>> Begin DATASET EXTRACT
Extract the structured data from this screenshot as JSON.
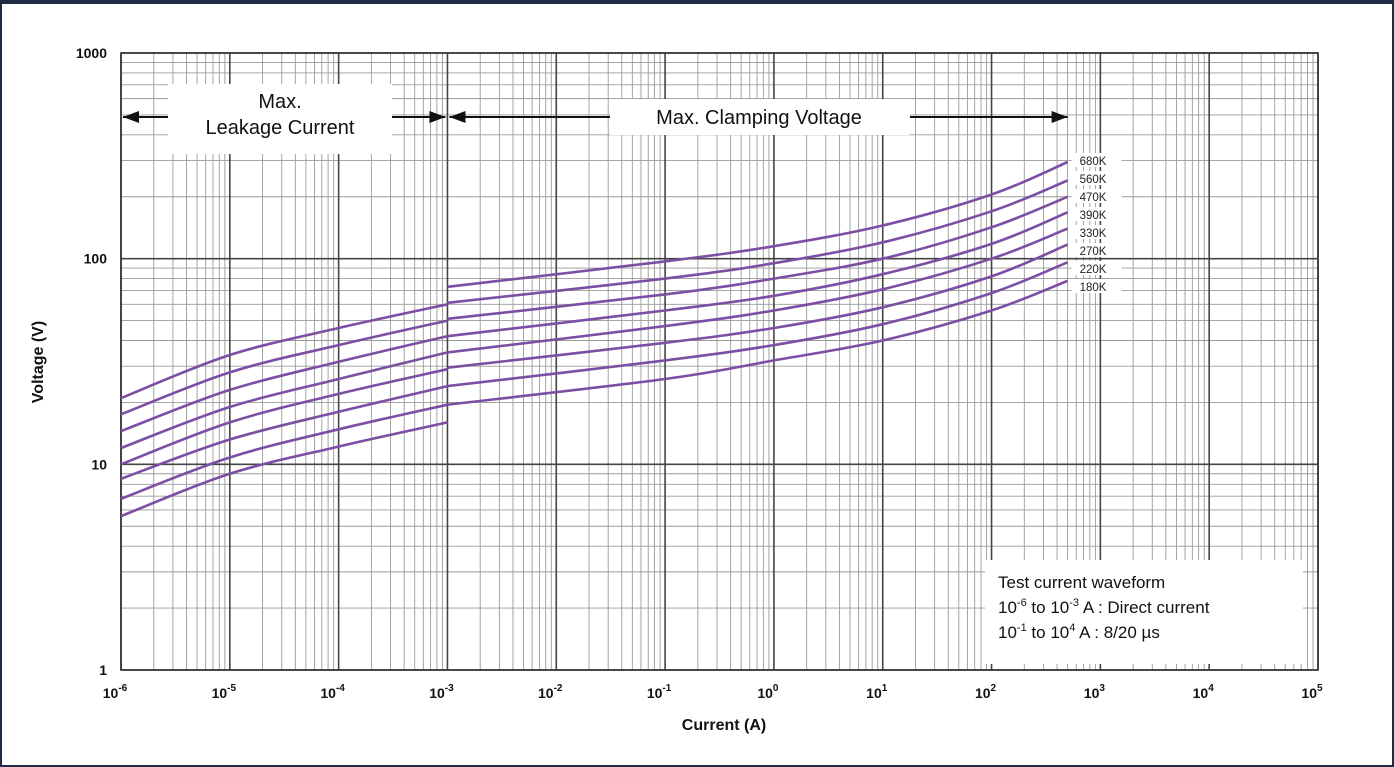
{
  "chart_data": {
    "type": "line",
    "xlabel": "Current (A)",
    "ylabel": "Voltage (V)",
    "xscale": "log",
    "yscale": "log",
    "xlim": [
      1e-06,
      100000.0
    ],
    "ylim": [
      1,
      1000
    ],
    "grid": true,
    "x_tick_labels": [
      {
        "base": "10",
        "exp": "-6"
      },
      {
        "base": "10",
        "exp": "-5"
      },
      {
        "base": "10",
        "exp": "-4"
      },
      {
        "base": "10",
        "exp": "-3"
      },
      {
        "base": "10",
        "exp": "-2"
      },
      {
        "base": "10",
        "exp": "-1"
      },
      {
        "base": "10",
        "exp": "0"
      },
      {
        "base": "10",
        "exp": "1"
      },
      {
        "base": "10",
        "exp": "2"
      },
      {
        "base": "10",
        "exp": "3"
      },
      {
        "base": "10",
        "exp": "4"
      },
      {
        "base": "10",
        "exp": "5"
      }
    ],
    "y_tick_labels": [
      "1",
      "10",
      "100",
      "1000"
    ],
    "regions": [
      {
        "label_lines": [
          "Max.",
          "Leakage Current"
        ],
        "x_range": [
          1e-06,
          0.001
        ]
      },
      {
        "label_lines": [
          "Max. Clamping Voltage"
        ],
        "x_range": [
          0.001,
          500
        ]
      }
    ],
    "note": {
      "lines": [
        {
          "parts": [
            "Test current waveform"
          ]
        },
        {
          "parts": [
            "10",
            "-6",
            "  to 10",
            "-3",
            " A : Direct current"
          ]
        },
        {
          "parts": [
            "10",
            "-1",
            "  to 10",
            "4",
            "  A : 8/20 µs"
          ]
        }
      ]
    },
    "line_color": "#7b4fa3",
    "series": [
      {
        "name": "680K",
        "leakage": [
          [
            1e-06,
            21
          ],
          [
            1e-05,
            34
          ],
          [
            0.0001,
            46
          ],
          [
            0.001,
            60
          ]
        ],
        "clamping": [
          [
            0.001,
            73
          ],
          [
            0.1,
            97
          ],
          [
            1,
            115
          ],
          [
            10,
            145
          ],
          [
            100,
            205
          ],
          [
            500,
            295
          ]
        ]
      },
      {
        "name": "560K",
        "leakage": [
          [
            1e-06,
            17.5
          ],
          [
            1e-05,
            28
          ],
          [
            0.0001,
            38
          ],
          [
            0.001,
            50
          ]
        ],
        "clamping": [
          [
            0.001,
            61
          ],
          [
            0.1,
            80
          ],
          [
            1,
            95
          ],
          [
            10,
            120
          ],
          [
            100,
            170
          ],
          [
            500,
            240
          ]
        ]
      },
      {
        "name": "470K",
        "leakage": [
          [
            1e-06,
            14.5
          ],
          [
            1e-05,
            23
          ],
          [
            0.0001,
            31.5
          ],
          [
            0.001,
            42
          ]
        ],
        "clamping": [
          [
            0.001,
            51
          ],
          [
            0.1,
            67
          ],
          [
            1,
            80
          ],
          [
            10,
            100
          ],
          [
            100,
            142
          ],
          [
            500,
            200
          ]
        ]
      },
      {
        "name": "390K",
        "leakage": [
          [
            1e-06,
            12
          ],
          [
            1e-05,
            19
          ],
          [
            0.0001,
            26
          ],
          [
            0.001,
            35
          ]
        ],
        "clamping": [
          [
            0.001,
            42
          ],
          [
            0.1,
            56
          ],
          [
            1,
            66
          ],
          [
            10,
            84
          ],
          [
            100,
            118
          ],
          [
            500,
            168
          ]
        ]
      },
      {
        "name": "330K",
        "leakage": [
          [
            1e-06,
            10
          ],
          [
            1e-05,
            16
          ],
          [
            0.0001,
            22
          ],
          [
            0.001,
            29
          ]
        ],
        "clamping": [
          [
            0.001,
            35
          ],
          [
            0.1,
            47
          ],
          [
            1,
            56
          ],
          [
            10,
            71
          ],
          [
            100,
            100
          ],
          [
            500,
            140
          ]
        ]
      },
      {
        "name": "270K",
        "leakage": [
          [
            1e-06,
            8.5
          ],
          [
            1e-05,
            13.2
          ],
          [
            0.0001,
            18
          ],
          [
            0.001,
            24
          ]
        ],
        "clamping": [
          [
            0.001,
            29.5
          ],
          [
            0.1,
            39
          ],
          [
            1,
            46
          ],
          [
            10,
            58
          ],
          [
            100,
            82
          ],
          [
            500,
            117
          ]
        ]
      },
      {
        "name": "220K",
        "leakage": [
          [
            1e-06,
            6.8
          ],
          [
            1e-05,
            10.8
          ],
          [
            0.0001,
            14.8
          ],
          [
            0.001,
            19.5
          ]
        ],
        "clamping": [
          [
            0.001,
            24
          ],
          [
            0.1,
            32
          ],
          [
            1,
            38
          ],
          [
            10,
            48
          ],
          [
            100,
            68
          ],
          [
            500,
            96
          ]
        ]
      },
      {
        "name": "180K",
        "leakage": [
          [
            1e-06,
            5.6
          ],
          [
            1e-05,
            9
          ],
          [
            0.0001,
            12.2
          ],
          [
            0.001,
            16
          ]
        ],
        "clamping": [
          [
            0.001,
            19.5
          ],
          [
            0.1,
            26
          ],
          [
            1,
            32
          ],
          [
            10,
            40
          ],
          [
            100,
            56
          ],
          [
            500,
            78
          ]
        ]
      }
    ]
  }
}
>> End DATASET EXTRACT
• [TASK INSTRUCTIONS]:
Print out every entry above without changing a word, and leave out the pictures.

• [RESPONSE FOR THIS EXERCISE]:
Extract the structured data from this screenshot as JSON.
{
  "chart_data": {
    "type": "line",
    "xlabel": "Current (A)",
    "ylabel": "Voltage (V)",
    "xscale": "log",
    "yscale": "log",
    "xlim": [
      1e-06,
      100000.0
    ],
    "ylim": [
      1,
      1000
    ],
    "grid": true,
    "x_tick_labels": [
      {
        "base": "10",
        "exp": "-6"
      },
      {
        "base": "10",
        "exp": "-5"
      },
      {
        "base": "10",
        "exp": "-4"
      },
      {
        "base": "10",
        "exp": "-3"
      },
      {
        "base": "10",
        "exp": "-2"
      },
      {
        "base": "10",
        "exp": "-1"
      },
      {
        "base": "10",
        "exp": "0"
      },
      {
        "base": "10",
        "exp": "1"
      },
      {
        "base": "10",
        "exp": "2"
      },
      {
        "base": "10",
        "exp": "3"
      },
      {
        "base": "10",
        "exp": "4"
      },
      {
        "base": "10",
        "exp": "5"
      }
    ],
    "y_tick_labels": [
      "1",
      "10",
      "100",
      "1000"
    ],
    "regions": [
      {
        "label_lines": [
          "Max.",
          "Leakage Current"
        ],
        "x_range": [
          1e-06,
          0.001
        ]
      },
      {
        "label_lines": [
          "Max. Clamping Voltage"
        ],
        "x_range": [
          0.001,
          500
        ]
      }
    ],
    "note": {
      "lines": [
        {
          "parts": [
            "Test current waveform"
          ]
        },
        {
          "parts": [
            "10",
            "-6",
            "  to 10",
            "-3",
            " A : Direct current"
          ]
        },
        {
          "parts": [
            "10",
            "-1",
            "  to 10",
            "4",
            "  A : 8/20 µs"
          ]
        }
      ]
    },
    "line_color": "#7b4fa3",
    "series": [
      {
        "name": "680K",
        "leakage": [
          [
            1e-06,
            21
          ],
          [
            1e-05,
            34
          ],
          [
            0.0001,
            46
          ],
          [
            0.001,
            60
          ]
        ],
        "clamping": [
          [
            0.001,
            73
          ],
          [
            0.1,
            97
          ],
          [
            1,
            115
          ],
          [
            10,
            145
          ],
          [
            100,
            205
          ],
          [
            500,
            295
          ]
        ]
      },
      {
        "name": "560K",
        "leakage": [
          [
            1e-06,
            17.5
          ],
          [
            1e-05,
            28
          ],
          [
            0.0001,
            38
          ],
          [
            0.001,
            50
          ]
        ],
        "clamping": [
          [
            0.001,
            61
          ],
          [
            0.1,
            80
          ],
          [
            1,
            95
          ],
          [
            10,
            120
          ],
          [
            100,
            170
          ],
          [
            500,
            240
          ]
        ]
      },
      {
        "name": "470K",
        "leakage": [
          [
            1e-06,
            14.5
          ],
          [
            1e-05,
            23
          ],
          [
            0.0001,
            31.5
          ],
          [
            0.001,
            42
          ]
        ],
        "clamping": [
          [
            0.001,
            51
          ],
          [
            0.1,
            67
          ],
          [
            1,
            80
          ],
          [
            10,
            100
          ],
          [
            100,
            142
          ],
          [
            500,
            200
          ]
        ]
      },
      {
        "name": "390K",
        "leakage": [
          [
            1e-06,
            12
          ],
          [
            1e-05,
            19
          ],
          [
            0.0001,
            26
          ],
          [
            0.001,
            35
          ]
        ],
        "clamping": [
          [
            0.001,
            42
          ],
          [
            0.1,
            56
          ],
          [
            1,
            66
          ],
          [
            10,
            84
          ],
          [
            100,
            118
          ],
          [
            500,
            168
          ]
        ]
      },
      {
        "name": "330K",
        "leakage": [
          [
            1e-06,
            10
          ],
          [
            1e-05,
            16
          ],
          [
            0.0001,
            22
          ],
          [
            0.001,
            29
          ]
        ],
        "clamping": [
          [
            0.001,
            35
          ],
          [
            0.1,
            47
          ],
          [
            1,
            56
          ],
          [
            10,
            71
          ],
          [
            100,
            100
          ],
          [
            500,
            140
          ]
        ]
      },
      {
        "name": "270K",
        "leakage": [
          [
            1e-06,
            8.5
          ],
          [
            1e-05,
            13.2
          ],
          [
            0.0001,
            18
          ],
          [
            0.001,
            24
          ]
        ],
        "clamping": [
          [
            0.001,
            29.5
          ],
          [
            0.1,
            39
          ],
          [
            1,
            46
          ],
          [
            10,
            58
          ],
          [
            100,
            82
          ],
          [
            500,
            117
          ]
        ]
      },
      {
        "name": "220K",
        "leakage": [
          [
            1e-06,
            6.8
          ],
          [
            1e-05,
            10.8
          ],
          [
            0.0001,
            14.8
          ],
          [
            0.001,
            19.5
          ]
        ],
        "clamping": [
          [
            0.001,
            24
          ],
          [
            0.1,
            32
          ],
          [
            1,
            38
          ],
          [
            10,
            48
          ],
          [
            100,
            68
          ],
          [
            500,
            96
          ]
        ]
      },
      {
        "name": "180K",
        "leakage": [
          [
            1e-06,
            5.6
          ],
          [
            1e-05,
            9
          ],
          [
            0.0001,
            12.2
          ],
          [
            0.001,
            16
          ]
        ],
        "clamping": [
          [
            0.001,
            19.5
          ],
          [
            0.1,
            26
          ],
          [
            1,
            32
          ],
          [
            10,
            40
          ],
          [
            100,
            56
          ],
          [
            500,
            78
          ]
        ]
      }
    ]
  }
}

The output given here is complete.